Begin DATA TO PROCESS
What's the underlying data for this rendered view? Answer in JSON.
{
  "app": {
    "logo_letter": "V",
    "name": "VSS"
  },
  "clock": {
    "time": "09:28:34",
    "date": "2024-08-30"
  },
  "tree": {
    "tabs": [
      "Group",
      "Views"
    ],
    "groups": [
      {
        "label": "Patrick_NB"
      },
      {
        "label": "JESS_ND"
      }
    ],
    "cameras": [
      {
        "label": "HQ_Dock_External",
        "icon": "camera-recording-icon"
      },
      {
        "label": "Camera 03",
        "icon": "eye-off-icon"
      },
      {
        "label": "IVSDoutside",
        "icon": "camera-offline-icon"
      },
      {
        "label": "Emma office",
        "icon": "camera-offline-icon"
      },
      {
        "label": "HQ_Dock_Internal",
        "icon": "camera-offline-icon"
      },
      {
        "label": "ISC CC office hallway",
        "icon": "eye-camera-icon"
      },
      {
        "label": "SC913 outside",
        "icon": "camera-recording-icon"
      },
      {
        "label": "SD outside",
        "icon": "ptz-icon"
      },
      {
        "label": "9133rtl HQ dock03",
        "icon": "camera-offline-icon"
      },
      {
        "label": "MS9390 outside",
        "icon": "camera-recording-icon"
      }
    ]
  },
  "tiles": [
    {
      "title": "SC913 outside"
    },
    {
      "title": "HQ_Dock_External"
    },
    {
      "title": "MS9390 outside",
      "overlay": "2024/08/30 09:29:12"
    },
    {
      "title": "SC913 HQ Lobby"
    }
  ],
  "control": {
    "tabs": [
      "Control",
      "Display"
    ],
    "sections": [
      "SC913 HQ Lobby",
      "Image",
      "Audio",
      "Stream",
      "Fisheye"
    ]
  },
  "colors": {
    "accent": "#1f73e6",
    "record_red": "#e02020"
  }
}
End DATA TO PROCESS
> [WHAT YOU HAVE TO DO] Print every record above exactly as written.

> [EXERCISE ANSWER]
What's the underlying data for this rendered view? Answer in JSON.
{
  "app": {
    "logo_letter": "V",
    "name": "VSS"
  },
  "clock": {
    "time": "09:28:34",
    "date": "2024-08-30"
  },
  "tree": {
    "tabs": [
      "Group",
      "Views"
    ],
    "groups": [
      {
        "label": "Patrick_NB"
      },
      {
        "label": "JESS_ND"
      }
    ],
    "cameras": [
      {
        "label": "HQ_Dock_External",
        "icon": "camera-recording-icon"
      },
      {
        "label": "Camera 03",
        "icon": "eye-off-icon"
      },
      {
        "label": "IVSDoutside",
        "icon": "camera-offline-icon"
      },
      {
        "label": "Emma office",
        "icon": "camera-offline-icon"
      },
      {
        "label": "HQ_Dock_Internal",
        "icon": "camera-offline-icon"
      },
      {
        "label": "ISC CC office hallway",
        "icon": "eye-camera-icon"
      },
      {
        "label": "SC913 outside",
        "icon": "camera-recording-icon"
      },
      {
        "label": "SD outside",
        "icon": "ptz-icon"
      },
      {
        "label": "9133rtl HQ dock03",
        "icon": "camera-offline-icon"
      },
      {
        "label": "MS9390 outside",
        "icon": "camera-recording-icon"
      }
    ]
  },
  "tiles": [
    {
      "title": "SC913 outside"
    },
    {
      "title": "HQ_Dock_External"
    },
    {
      "title": "MS9390 outside",
      "overlay": "2024/08/30 09:29:12"
    },
    {
      "title": "SC913 HQ Lobby"
    }
  ],
  "control": {
    "tabs": [
      "Control",
      "Display"
    ],
    "sections": [
      "SC913 HQ Lobby",
      "Image",
      "Audio",
      "Stream",
      "Fisheye"
    ]
  },
  "colors": {
    "accent": "#1f73e6",
    "record_red": "#e02020"
  }
}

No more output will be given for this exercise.